##### Rows

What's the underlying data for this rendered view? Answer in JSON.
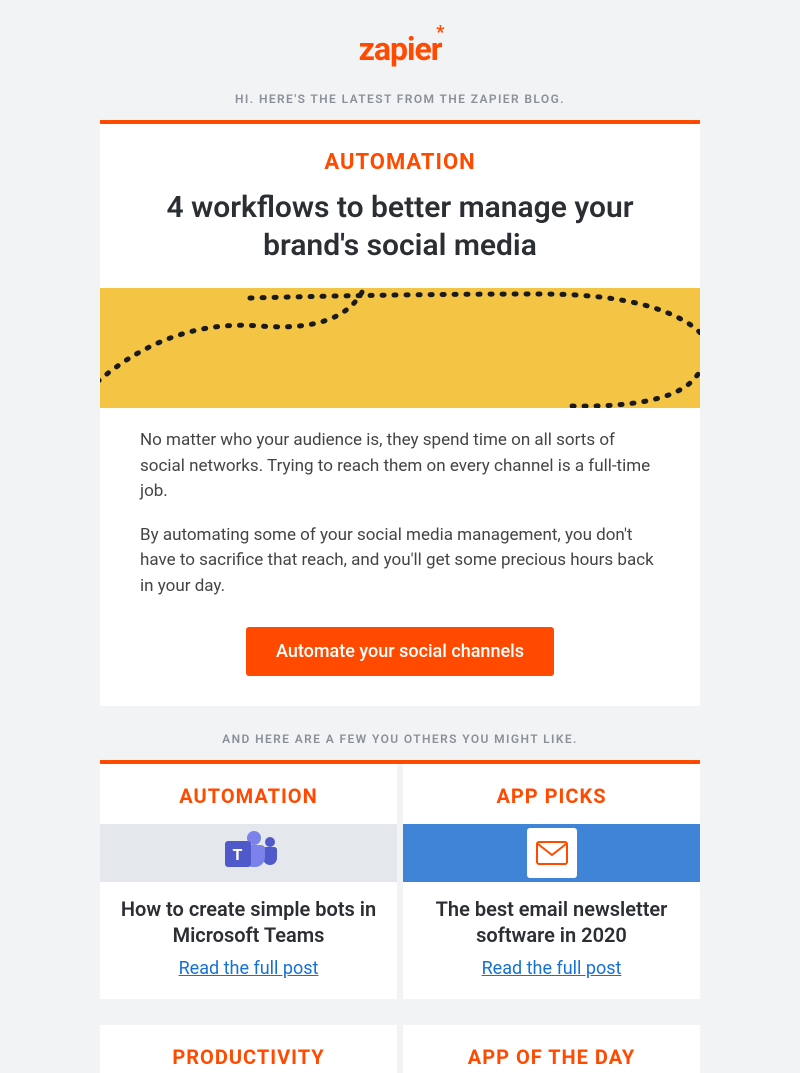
{
  "brand": {
    "name": "zapier"
  },
  "intro": "HI. HERE'S THE LATEST FROM THE ZAPIER BLOG.",
  "feature": {
    "category": "AUTOMATION",
    "headline": "4 workflows to better manage your brand's social media",
    "para1": "No matter who your audience is, they spend time on all sorts of social networks. Trying to reach them on every channel is a full-time job.",
    "para2": "By automating some of your social media management, you don't have to sacrifice that reach, and you'll get some precious hours back in your day.",
    "cta": "Automate your social channels"
  },
  "secondary_intro": "AND HERE ARE A FEW YOU OTHERS YOU MIGHT LIKE.",
  "cards": [
    {
      "category": "AUTOMATION",
      "title": "How to create simple bots in Microsoft Teams",
      "link_text": "Read the full post",
      "icon_letter": "T"
    },
    {
      "category": "APP PICKS",
      "title": "The best email newsletter software in 2020",
      "link_text": "Read the full post"
    }
  ],
  "bottom_cards": [
    {
      "category": "PRODUCTIVITY"
    },
    {
      "category": "APP OF THE DAY"
    }
  ],
  "colors": {
    "accent": "#ff4a00",
    "hero_bg": "#f4c444",
    "link": "#1471d6"
  }
}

##########

Review the material and copy each line in which the word "HERE" appears.

  "intro": "HI. HERE'S THE LATEST FROM THE ZAPIER BLOG.",
  "secondary_intro": "AND HERE ARE A FEW YOU OTHERS YOU MIGHT LIKE.",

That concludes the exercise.